Aim:
Reproduce every record exactly as it appears, but not the pictures.

Rows:
<<<<

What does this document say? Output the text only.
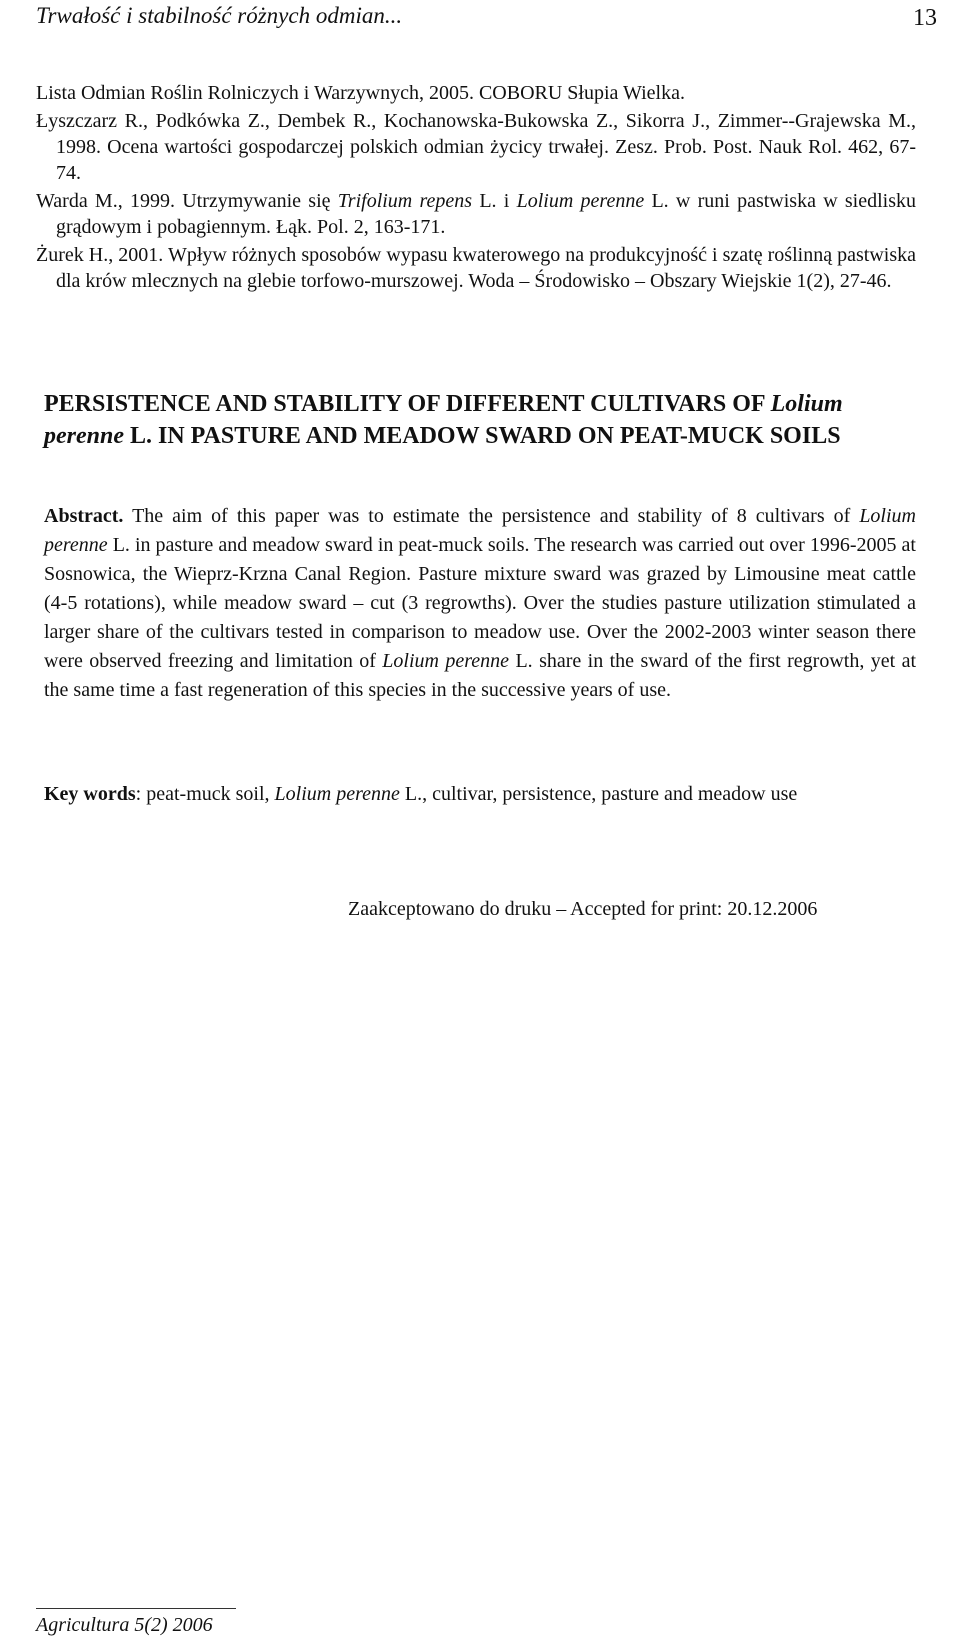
Trwałość i stabilność różnych odmian...	13

Lista Odmian Roślin Rolniczych i Warzywnych, 2005. COBORU Słupia Wielka.

Łyszczarz R., Podkówka Z., Dembek R., Kochanowska-Bukowska Z., Sikorra J., Zimmer--Grajewska M., 1998. Ocena wartości gospodarczej polskich odmian życicy trwałej. Zesz. Prob. Post. Nauk Rol. 462, 67-74.

Warda M., 1999. Utrzymywanie się Trifolium repens L. i Lolium perenne L. w runi pastwiska w siedlisku grądowym i pobagiennym. Łąk. Pol. 2, 163-171.

Żurek H., 2001. Wpływ różnych sposobów wypasu kwaterowego na produkcyjność i szatę roślinną pastwiska dla krów mlecznych na glebie torfowo-murszowej. Woda – Środowisko – Obszary Wiejskie 1(2), 27-46.

PERSISTENCE AND STABILITY OF DIFFERENT CULTIVARS OF Lolium perenne L. IN PASTURE AND MEADOW SWARD ON PEAT-MUCK SOILS

Abstract. The aim of this paper was to estimate the persistence and stability of 8 cultivars of Lolium perenne L. in pasture and meadow sward in peat-muck soils. The research was carried out over 1996-2005 at Sosnowica, the Wieprz-Krzna Canal Region. Pasture mixture sward was grazed by Limousine meat cattle (4-5 rotations), while meadow sward – cut (3 regrowths). Over the studies pasture utilization stimulated a larger share of the cultivars tested in comparison to meadow use. Over the 2002-2003 winter season there were observed freezing and limitation of Lolium perenne L. share in the sward of the first regrowth, yet at the same time a fast regeneration of this species in the successive years of use.

Key words: peat-muck soil, Lolium perenne L., cultivar, persistence, pasture and meadow use

Zaakceptowano do druku – Accepted for print: 20.12.2006
Agricultura 5(2) 2006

>>>>

Task response:
What does this document say? Output the text only.
Trwałość i stabilność różnych odmian...	13

Lista Odmian Roślin Rolniczych i Warzywnych, 2005. COBORU Słupia Wielka.

Łyszczarz R., Podkówka Z., Dembek R., Kochanowska-Bukowska Z., Sikorra J., Zimmer--Grajewska M., 1998. Ocena wartości gospodarczej polskich odmian życicy trwałej. Zesz. Prob. Post. Nauk Rol. 462, 67-74.

Warda M., 1999. Utrzymywanie się Trifolium repens L. i Lolium perenne L. w runi pastwiska w siedlisku grądowym i pobagiennym. Łąk. Pol. 2, 163-171.

Żurek H., 2001. Wpływ różnych sposobów wypasu kwaterowego na produkcyjność i szatę roślinną pastwiska dla krów mlecznych na glebie torfowo-murszowej. Woda – Środowisko – Obszary Wiejskie 1(2), 27-46.

PERSISTENCE AND STABILITY OF DIFFERENT CULTIVARS OF Lolium perenne L. IN PASTURE AND MEADOW SWARD ON PEAT-MUCK SOILS

Abstract. The aim of this paper was to estimate the persistence and stability of 8 cultivars of Lolium perenne L. in pasture and meadow sward in peat-muck soils. The research was carried out over 1996-2005 at Sosnowica, the Wieprz-Krzna Canal Region. Pasture mixture sward was grazed by Limousine meat cattle (4-5 rotations), while meadow sward – cut (3 regrowths). Over the studies pasture utilization stimulated a larger share of the cultivars tested in comparison to meadow use. Over the 2002-2003 winter season there were observed freezing and limitation of Lolium perenne L. share in the sward of the first regrowth, yet at the same time a fast regeneration of this species in the successive years of use.

Key words: peat-muck soil, Lolium perenne L., cultivar, persistence, pasture and meadow use

Zaakceptowano do druku – Accepted for print: 20.12.2006
Agricultura 5(2) 2006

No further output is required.